SHORT TASK
Below is a listing; write it out exactly and drop any images from it.

'''

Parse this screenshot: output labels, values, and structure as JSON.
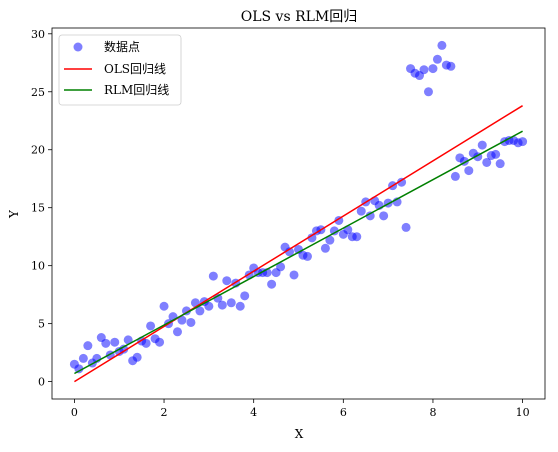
{
  "chart_data": {
    "type": "scatter",
    "title": "OLS vs RLM回归",
    "xlabel": "X",
    "ylabel": "Y",
    "xlim": [
      -0.5,
      10.5
    ],
    "ylim": [
      -1.5,
      30.5
    ],
    "xticks": [
      0,
      2,
      4,
      6,
      8,
      10
    ],
    "yticks": [
      0,
      5,
      10,
      15,
      20,
      25,
      30
    ],
    "legend_position": "top-left",
    "grid": false,
    "scatter": {
      "name": "数据点",
      "color": "#0000ff",
      "points": [
        [
          0.0,
          1.5
        ],
        [
          0.1,
          1.1
        ],
        [
          0.2,
          2.0
        ],
        [
          0.3,
          3.1
        ],
        [
          0.4,
          1.6
        ],
        [
          0.5,
          2.0
        ],
        [
          0.6,
          3.8
        ],
        [
          0.7,
          3.3
        ],
        [
          0.8,
          2.3
        ],
        [
          0.9,
          3.4
        ],
        [
          1.0,
          2.6
        ],
        [
          1.1,
          2.8
        ],
        [
          1.2,
          3.6
        ],
        [
          1.3,
          1.8
        ],
        [
          1.4,
          2.1
        ],
        [
          1.5,
          3.5
        ],
        [
          1.6,
          3.3
        ],
        [
          1.7,
          4.8
        ],
        [
          1.8,
          3.7
        ],
        [
          1.9,
          3.4
        ],
        [
          2.0,
          6.5
        ],
        [
          2.1,
          5.0
        ],
        [
          2.2,
          5.6
        ],
        [
          2.3,
          4.3
        ],
        [
          2.4,
          5.3
        ],
        [
          2.5,
          6.1
        ],
        [
          2.6,
          5.1
        ],
        [
          2.7,
          6.8
        ],
        [
          2.8,
          6.1
        ],
        [
          2.9,
          6.9
        ],
        [
          3.0,
          6.5
        ],
        [
          3.1,
          9.1
        ],
        [
          3.2,
          7.2
        ],
        [
          3.3,
          6.6
        ],
        [
          3.4,
          8.7
        ],
        [
          3.5,
          6.8
        ],
        [
          3.6,
          8.5
        ],
        [
          3.7,
          6.5
        ],
        [
          3.8,
          7.4
        ],
        [
          3.9,
          9.2
        ],
        [
          4.0,
          9.8
        ],
        [
          4.1,
          9.4
        ],
        [
          4.2,
          9.4
        ],
        [
          4.3,
          9.4
        ],
        [
          4.4,
          8.4
        ],
        [
          4.5,
          9.4
        ],
        [
          4.6,
          9.9
        ],
        [
          4.7,
          11.6
        ],
        [
          4.8,
          11.2
        ],
        [
          4.9,
          9.2
        ],
        [
          5.0,
          11.4
        ],
        [
          5.1,
          10.9
        ],
        [
          5.2,
          10.8
        ],
        [
          5.3,
          12.4
        ],
        [
          5.4,
          13.0
        ],
        [
          5.5,
          13.1
        ],
        [
          5.6,
          11.5
        ],
        [
          5.7,
          12.2
        ],
        [
          5.8,
          13.0
        ],
        [
          5.9,
          13.9
        ],
        [
          6.0,
          12.7
        ],
        [
          6.1,
          13.1
        ],
        [
          6.2,
          12.5
        ],
        [
          6.3,
          12.5
        ],
        [
          6.4,
          14.7
        ],
        [
          6.5,
          15.5
        ],
        [
          6.6,
          14.3
        ],
        [
          6.7,
          15.6
        ],
        [
          6.8,
          15.2
        ],
        [
          6.9,
          14.3
        ],
        [
          7.0,
          15.4
        ],
        [
          7.1,
          16.9
        ],
        [
          7.2,
          15.5
        ],
        [
          7.3,
          17.2
        ],
        [
          7.4,
          13.3
        ],
        [
          7.5,
          27.0
        ],
        [
          7.6,
          26.6
        ],
        [
          7.7,
          26.4
        ],
        [
          7.8,
          26.9
        ],
        [
          7.9,
          25.0
        ],
        [
          8.0,
          27.0
        ],
        [
          8.1,
          27.8
        ],
        [
          8.2,
          29.0
        ],
        [
          8.3,
          27.3
        ],
        [
          8.4,
          27.2
        ],
        [
          8.5,
          17.7
        ],
        [
          8.6,
          19.3
        ],
        [
          8.7,
          19.0
        ],
        [
          8.8,
          18.2
        ],
        [
          8.9,
          19.7
        ],
        [
          9.0,
          19.4
        ],
        [
          9.1,
          20.4
        ],
        [
          9.2,
          18.9
        ],
        [
          9.3,
          19.5
        ],
        [
          9.4,
          19.6
        ],
        [
          9.5,
          18.8
        ],
        [
          9.6,
          20.7
        ],
        [
          9.7,
          20.8
        ],
        [
          9.8,
          20.8
        ],
        [
          9.9,
          20.6
        ],
        [
          10.0,
          20.7
        ]
      ]
    },
    "lines": [
      {
        "name": "OLS回归线",
        "color": "#ff0000",
        "x": [
          0,
          10
        ],
        "y": [
          0.0,
          23.8
        ]
      },
      {
        "name": "RLM回归线",
        "color": "#008000",
        "x": [
          0,
          10
        ],
        "y": [
          0.7,
          21.6
        ]
      }
    ]
  }
}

'''

SOLUTION TO THIS EXERCISE
Parse this screenshot: output labels, values, and structure as JSON.
{
  "chart_data": {
    "type": "scatter",
    "title": "OLS vs RLM回归",
    "xlabel": "X",
    "ylabel": "Y",
    "xlim": [
      -0.5,
      10.5
    ],
    "ylim": [
      -1.5,
      30.5
    ],
    "xticks": [
      0,
      2,
      4,
      6,
      8,
      10
    ],
    "yticks": [
      0,
      5,
      10,
      15,
      20,
      25,
      30
    ],
    "legend_position": "top-left",
    "grid": false,
    "scatter": {
      "name": "数据点",
      "color": "#0000ff",
      "points": [
        [
          0.0,
          1.5
        ],
        [
          0.1,
          1.1
        ],
        [
          0.2,
          2.0
        ],
        [
          0.3,
          3.1
        ],
        [
          0.4,
          1.6
        ],
        [
          0.5,
          2.0
        ],
        [
          0.6,
          3.8
        ],
        [
          0.7,
          3.3
        ],
        [
          0.8,
          2.3
        ],
        [
          0.9,
          3.4
        ],
        [
          1.0,
          2.6
        ],
        [
          1.1,
          2.8
        ],
        [
          1.2,
          3.6
        ],
        [
          1.3,
          1.8
        ],
        [
          1.4,
          2.1
        ],
        [
          1.5,
          3.5
        ],
        [
          1.6,
          3.3
        ],
        [
          1.7,
          4.8
        ],
        [
          1.8,
          3.7
        ],
        [
          1.9,
          3.4
        ],
        [
          2.0,
          6.5
        ],
        [
          2.1,
          5.0
        ],
        [
          2.2,
          5.6
        ],
        [
          2.3,
          4.3
        ],
        [
          2.4,
          5.3
        ],
        [
          2.5,
          6.1
        ],
        [
          2.6,
          5.1
        ],
        [
          2.7,
          6.8
        ],
        [
          2.8,
          6.1
        ],
        [
          2.9,
          6.9
        ],
        [
          3.0,
          6.5
        ],
        [
          3.1,
          9.1
        ],
        [
          3.2,
          7.2
        ],
        [
          3.3,
          6.6
        ],
        [
          3.4,
          8.7
        ],
        [
          3.5,
          6.8
        ],
        [
          3.6,
          8.5
        ],
        [
          3.7,
          6.5
        ],
        [
          3.8,
          7.4
        ],
        [
          3.9,
          9.2
        ],
        [
          4.0,
          9.8
        ],
        [
          4.1,
          9.4
        ],
        [
          4.2,
          9.4
        ],
        [
          4.3,
          9.4
        ],
        [
          4.4,
          8.4
        ],
        [
          4.5,
          9.4
        ],
        [
          4.6,
          9.9
        ],
        [
          4.7,
          11.6
        ],
        [
          4.8,
          11.2
        ],
        [
          4.9,
          9.2
        ],
        [
          5.0,
          11.4
        ],
        [
          5.1,
          10.9
        ],
        [
          5.2,
          10.8
        ],
        [
          5.3,
          12.4
        ],
        [
          5.4,
          13.0
        ],
        [
          5.5,
          13.1
        ],
        [
          5.6,
          11.5
        ],
        [
          5.7,
          12.2
        ],
        [
          5.8,
          13.0
        ],
        [
          5.9,
          13.9
        ],
        [
          6.0,
          12.7
        ],
        [
          6.1,
          13.1
        ],
        [
          6.2,
          12.5
        ],
        [
          6.3,
          12.5
        ],
        [
          6.4,
          14.7
        ],
        [
          6.5,
          15.5
        ],
        [
          6.6,
          14.3
        ],
        [
          6.7,
          15.6
        ],
        [
          6.8,
          15.2
        ],
        [
          6.9,
          14.3
        ],
        [
          7.0,
          15.4
        ],
        [
          7.1,
          16.9
        ],
        [
          7.2,
          15.5
        ],
        [
          7.3,
          17.2
        ],
        [
          7.4,
          13.3
        ],
        [
          7.5,
          27.0
        ],
        [
          7.6,
          26.6
        ],
        [
          7.7,
          26.4
        ],
        [
          7.8,
          26.9
        ],
        [
          7.9,
          25.0
        ],
        [
          8.0,
          27.0
        ],
        [
          8.1,
          27.8
        ],
        [
          8.2,
          29.0
        ],
        [
          8.3,
          27.3
        ],
        [
          8.4,
          27.2
        ],
        [
          8.5,
          17.7
        ],
        [
          8.6,
          19.3
        ],
        [
          8.7,
          19.0
        ],
        [
          8.8,
          18.2
        ],
        [
          8.9,
          19.7
        ],
        [
          9.0,
          19.4
        ],
        [
          9.1,
          20.4
        ],
        [
          9.2,
          18.9
        ],
        [
          9.3,
          19.5
        ],
        [
          9.4,
          19.6
        ],
        [
          9.5,
          18.8
        ],
        [
          9.6,
          20.7
        ],
        [
          9.7,
          20.8
        ],
        [
          9.8,
          20.8
        ],
        [
          9.9,
          20.6
        ],
        [
          10.0,
          20.7
        ]
      ]
    },
    "lines": [
      {
        "name": "OLS回归线",
        "color": "#ff0000",
        "x": [
          0,
          10
        ],
        "y": [
          0.0,
          23.8
        ]
      },
      {
        "name": "RLM回归线",
        "color": "#008000",
        "x": [
          0,
          10
        ],
        "y": [
          0.7,
          21.6
        ]
      }
    ]
  }
}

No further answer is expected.